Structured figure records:
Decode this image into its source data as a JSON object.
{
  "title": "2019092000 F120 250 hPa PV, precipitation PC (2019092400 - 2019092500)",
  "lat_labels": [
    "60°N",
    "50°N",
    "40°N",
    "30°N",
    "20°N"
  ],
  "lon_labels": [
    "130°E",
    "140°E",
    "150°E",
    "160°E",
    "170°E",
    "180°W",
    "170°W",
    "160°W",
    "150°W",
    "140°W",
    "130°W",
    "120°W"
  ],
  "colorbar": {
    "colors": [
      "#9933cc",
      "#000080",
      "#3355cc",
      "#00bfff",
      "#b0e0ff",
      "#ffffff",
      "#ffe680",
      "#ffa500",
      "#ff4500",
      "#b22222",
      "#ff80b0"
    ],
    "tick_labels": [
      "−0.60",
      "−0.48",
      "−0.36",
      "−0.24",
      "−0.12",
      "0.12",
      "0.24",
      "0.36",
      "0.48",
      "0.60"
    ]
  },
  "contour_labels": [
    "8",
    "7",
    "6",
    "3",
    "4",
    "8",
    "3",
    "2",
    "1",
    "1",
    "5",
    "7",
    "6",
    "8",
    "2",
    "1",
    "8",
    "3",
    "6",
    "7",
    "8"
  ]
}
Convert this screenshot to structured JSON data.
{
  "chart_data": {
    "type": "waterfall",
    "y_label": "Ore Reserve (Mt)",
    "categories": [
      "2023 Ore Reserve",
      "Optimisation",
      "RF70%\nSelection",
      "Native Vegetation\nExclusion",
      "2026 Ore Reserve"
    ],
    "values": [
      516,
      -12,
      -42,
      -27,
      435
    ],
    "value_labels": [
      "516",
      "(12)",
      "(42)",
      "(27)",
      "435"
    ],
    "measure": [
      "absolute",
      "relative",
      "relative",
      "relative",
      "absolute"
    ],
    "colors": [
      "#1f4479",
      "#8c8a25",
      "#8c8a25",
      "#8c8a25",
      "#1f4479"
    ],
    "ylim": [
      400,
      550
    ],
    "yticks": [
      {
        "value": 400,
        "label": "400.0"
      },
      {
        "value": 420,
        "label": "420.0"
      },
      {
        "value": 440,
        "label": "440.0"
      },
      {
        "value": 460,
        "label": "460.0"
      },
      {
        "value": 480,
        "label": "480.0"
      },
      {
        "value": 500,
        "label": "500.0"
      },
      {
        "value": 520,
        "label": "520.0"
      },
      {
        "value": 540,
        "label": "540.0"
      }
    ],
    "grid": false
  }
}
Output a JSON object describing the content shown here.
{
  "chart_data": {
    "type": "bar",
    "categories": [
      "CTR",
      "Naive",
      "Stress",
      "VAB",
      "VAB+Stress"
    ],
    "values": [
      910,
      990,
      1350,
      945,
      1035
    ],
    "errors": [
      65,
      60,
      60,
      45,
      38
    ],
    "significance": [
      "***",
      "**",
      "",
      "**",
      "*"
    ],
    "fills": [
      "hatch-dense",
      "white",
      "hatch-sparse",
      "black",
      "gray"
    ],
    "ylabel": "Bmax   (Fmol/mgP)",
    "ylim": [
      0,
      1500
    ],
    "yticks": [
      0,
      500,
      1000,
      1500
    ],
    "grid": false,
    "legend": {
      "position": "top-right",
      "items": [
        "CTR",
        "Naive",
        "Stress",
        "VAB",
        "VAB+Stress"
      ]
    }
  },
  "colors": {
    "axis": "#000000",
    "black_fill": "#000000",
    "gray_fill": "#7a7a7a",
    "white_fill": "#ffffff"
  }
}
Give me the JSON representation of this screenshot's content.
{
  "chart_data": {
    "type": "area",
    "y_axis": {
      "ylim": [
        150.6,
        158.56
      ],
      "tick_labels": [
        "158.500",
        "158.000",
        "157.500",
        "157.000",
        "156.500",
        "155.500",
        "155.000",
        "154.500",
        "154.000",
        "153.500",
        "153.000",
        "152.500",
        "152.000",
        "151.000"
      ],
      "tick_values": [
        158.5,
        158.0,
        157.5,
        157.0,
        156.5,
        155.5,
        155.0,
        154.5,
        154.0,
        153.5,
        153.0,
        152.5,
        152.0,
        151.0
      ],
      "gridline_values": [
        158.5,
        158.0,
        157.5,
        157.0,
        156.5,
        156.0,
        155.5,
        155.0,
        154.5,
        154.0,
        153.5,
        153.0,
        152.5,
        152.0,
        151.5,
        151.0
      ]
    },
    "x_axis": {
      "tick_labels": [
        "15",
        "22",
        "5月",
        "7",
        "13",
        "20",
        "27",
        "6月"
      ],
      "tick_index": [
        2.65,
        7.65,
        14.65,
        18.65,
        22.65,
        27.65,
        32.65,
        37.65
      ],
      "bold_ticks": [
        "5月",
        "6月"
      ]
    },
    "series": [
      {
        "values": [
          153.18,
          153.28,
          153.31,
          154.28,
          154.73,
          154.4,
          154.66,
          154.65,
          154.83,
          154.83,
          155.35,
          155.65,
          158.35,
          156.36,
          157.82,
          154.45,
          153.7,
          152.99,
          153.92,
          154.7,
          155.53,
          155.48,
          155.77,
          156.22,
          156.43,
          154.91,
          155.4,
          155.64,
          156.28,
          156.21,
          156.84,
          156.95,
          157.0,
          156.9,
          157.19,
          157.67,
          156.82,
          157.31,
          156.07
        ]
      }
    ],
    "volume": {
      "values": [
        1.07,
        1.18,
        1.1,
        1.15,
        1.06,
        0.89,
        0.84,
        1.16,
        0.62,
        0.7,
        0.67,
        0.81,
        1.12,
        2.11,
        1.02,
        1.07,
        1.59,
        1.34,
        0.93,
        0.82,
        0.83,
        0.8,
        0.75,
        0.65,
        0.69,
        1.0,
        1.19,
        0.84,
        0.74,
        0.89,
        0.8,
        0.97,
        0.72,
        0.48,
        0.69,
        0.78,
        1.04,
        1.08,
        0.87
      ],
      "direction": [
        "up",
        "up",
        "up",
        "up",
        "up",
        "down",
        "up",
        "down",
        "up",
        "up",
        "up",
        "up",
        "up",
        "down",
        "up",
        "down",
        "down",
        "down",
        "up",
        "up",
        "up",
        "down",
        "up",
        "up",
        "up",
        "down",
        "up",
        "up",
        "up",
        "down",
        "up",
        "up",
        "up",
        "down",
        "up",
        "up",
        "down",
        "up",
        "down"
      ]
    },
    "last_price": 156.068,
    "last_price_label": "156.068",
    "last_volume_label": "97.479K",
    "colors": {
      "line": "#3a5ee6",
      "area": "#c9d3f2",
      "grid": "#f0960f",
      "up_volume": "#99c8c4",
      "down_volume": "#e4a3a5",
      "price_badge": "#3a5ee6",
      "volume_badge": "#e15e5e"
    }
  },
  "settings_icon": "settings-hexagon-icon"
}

(TASK TO CARRY OUT):
Write out the entire listing exactly.

(EXERCISE RESPONSE):
Decode this image into its source data as a JSON object.
{
  "title": "2019092000 F120 250 hPa PV, precipitation PC (2019092400 - 2019092500)",
  "lat_labels": [
    "60°N",
    "50°N",
    "40°N",
    "30°N",
    "20°N"
  ],
  "lon_labels": [
    "130°E",
    "140°E",
    "150°E",
    "160°E",
    "170°E",
    "180°W",
    "170°W",
    "160°W",
    "150°W",
    "140°W",
    "130°W",
    "120°W"
  ],
  "colorbar": {
    "colors": [
      "#9933cc",
      "#000080",
      "#3355cc",
      "#00bfff",
      "#b0e0ff",
      "#ffffff",
      "#ffe680",
      "#ffa500",
      "#ff4500",
      "#b22222",
      "#ff80b0"
    ],
    "tick_labels": [
      "−0.60",
      "−0.48",
      "−0.36",
      "−0.24",
      "−0.12",
      "0.12",
      "0.24",
      "0.36",
      "0.48",
      "0.60"
    ]
  },
  "contour_labels": [
    "8",
    "7",
    "6",
    "3",
    "4",
    "8",
    "3",
    "2",
    "1",
    "1",
    "5",
    "7",
    "6",
    "8",
    "2",
    "1",
    "8",
    "3",
    "6",
    "7",
    "8"
  ]
}
Convert this screenshot to structured JSON data.
{
  "chart_data": {
    "type": "waterfall",
    "y_label": "Ore Reserve (Mt)",
    "categories": [
      "2023 Ore Reserve",
      "Optimisation",
      "RF70%\nSelection",
      "Native Vegetation\nExclusion",
      "2026 Ore Reserve"
    ],
    "values": [
      516,
      -12,
      -42,
      -27,
      435
    ],
    "value_labels": [
      "516",
      "(12)",
      "(42)",
      "(27)",
      "435"
    ],
    "measure": [
      "absolute",
      "relative",
      "relative",
      "relative",
      "absolute"
    ],
    "colors": [
      "#1f4479",
      "#8c8a25",
      "#8c8a25",
      "#8c8a25",
      "#1f4479"
    ],
    "ylim": [
      400,
      550
    ],
    "yticks": [
      {
        "value": 400,
        "label": "400.0"
      },
      {
        "value": 420,
        "label": "420.0"
      },
      {
        "value": 440,
        "label": "440.0"
      },
      {
        "value": 460,
        "label": "460.0"
      },
      {
        "value": 480,
        "label": "480.0"
      },
      {
        "value": 500,
        "label": "500.0"
      },
      {
        "value": 520,
        "label": "520.0"
      },
      {
        "value": 540,
        "label": "540.0"
      }
    ],
    "grid": false
  }
}
Output a JSON object describing the content shown here.
{
  "chart_data": {
    "type": "bar",
    "categories": [
      "CTR",
      "Naive",
      "Stress",
      "VAB",
      "VAB+Stress"
    ],
    "values": [
      910,
      990,
      1350,
      945,
      1035
    ],
    "errors": [
      65,
      60,
      60,
      45,
      38
    ],
    "significance": [
      "***",
      "**",
      "",
      "**",
      "*"
    ],
    "fills": [
      "hatch-dense",
      "white",
      "hatch-sparse",
      "black",
      "gray"
    ],
    "ylabel": "Bmax   (Fmol/mgP)",
    "ylim": [
      0,
      1500
    ],
    "yticks": [
      0,
      500,
      1000,
      1500
    ],
    "grid": false,
    "legend": {
      "position": "top-right",
      "items": [
        "CTR",
        "Naive",
        "Stress",
        "VAB",
        "VAB+Stress"
      ]
    }
  },
  "colors": {
    "axis": "#000000",
    "black_fill": "#000000",
    "gray_fill": "#7a7a7a",
    "white_fill": "#ffffff"
  }
}
Give me the JSON representation of this screenshot's content.
{
  "chart_data": {
    "type": "area",
    "y_axis": {
      "ylim": [
        150.6,
        158.56
      ],
      "tick_labels": [
        "158.500",
        "158.000",
        "157.500",
        "157.000",
        "156.500",
        "155.500",
        "155.000",
        "154.500",
        "154.000",
        "153.500",
        "153.000",
        "152.500",
        "152.000",
        "151.000"
      ],
      "tick_values": [
        158.5,
        158.0,
        157.5,
        157.0,
        156.5,
        155.5,
        155.0,
        154.5,
        154.0,
        153.5,
        153.0,
        152.5,
        152.0,
        151.0
      ],
      "gridline_values": [
        158.5,
        158.0,
        157.5,
        157.0,
        156.5,
        156.0,
        155.5,
        155.0,
        154.5,
        154.0,
        153.5,
        153.0,
        152.5,
        152.0,
        151.5,
        151.0
      ]
    },
    "x_axis": {
      "tick_labels": [
        "15",
        "22",
        "5月",
        "7",
        "13",
        "20",
        "27",
        "6月"
      ],
      "tick_index": [
        2.65,
        7.65,
        14.65,
        18.65,
        22.65,
        27.65,
        32.65,
        37.65
      ],
      "bold_ticks": [
        "5月",
        "6月"
      ]
    },
    "series": [
      {
        "values": [
          153.18,
          153.28,
          153.31,
          154.28,
          154.73,
          154.4,
          154.66,
          154.65,
          154.83,
          154.83,
          155.35,
          155.65,
          158.35,
          156.36,
          157.82,
          154.45,
          153.7,
          152.99,
          153.92,
          154.7,
          155.53,
          155.48,
          155.77,
          156.22,
          156.43,
          154.91,
          155.4,
          155.64,
          156.28,
          156.21,
          156.84,
          156.95,
          157.0,
          156.9,
          157.19,
          157.67,
          156.82,
          157.31,
          156.07
        ]
      }
    ],
    "volume": {
      "values": [
        1.07,
        1.18,
        1.1,
        1.15,
        1.06,
        0.89,
        0.84,
        1.16,
        0.62,
        0.7,
        0.67,
        0.81,
        1.12,
        2.11,
        1.02,
        1.07,
        1.59,
        1.34,
        0.93,
        0.82,
        0.83,
        0.8,
        0.75,
        0.65,
        0.69,
        1.0,
        1.19,
        0.84,
        0.74,
        0.89,
        0.8,
        0.97,
        0.72,
        0.48,
        0.69,
        0.78,
        1.04,
        1.08,
        0.87
      ],
      "direction": [
        "up",
        "up",
        "up",
        "up",
        "up",
        "down",
        "up",
        "down",
        "up",
        "up",
        "up",
        "up",
        "up",
        "down",
        "up",
        "down",
        "down",
        "down",
        "up",
        "up",
        "up",
        "down",
        "up",
        "up",
        "up",
        "down",
        "up",
        "up",
        "up",
        "down",
        "up",
        "up",
        "up",
        "down",
        "up",
        "up",
        "down",
        "up",
        "down"
      ]
    },
    "last_price": 156.068,
    "last_price_label": "156.068",
    "last_volume_label": "97.479K",
    "colors": {
      "line": "#3a5ee6",
      "area": "#c9d3f2",
      "grid": "#f0960f",
      "up_volume": "#99c8c4",
      "down_volume": "#e4a3a5",
      "price_badge": "#3a5ee6",
      "volume_badge": "#e15e5e"
    }
  },
  "settings_icon": "settings-hexagon-icon"
}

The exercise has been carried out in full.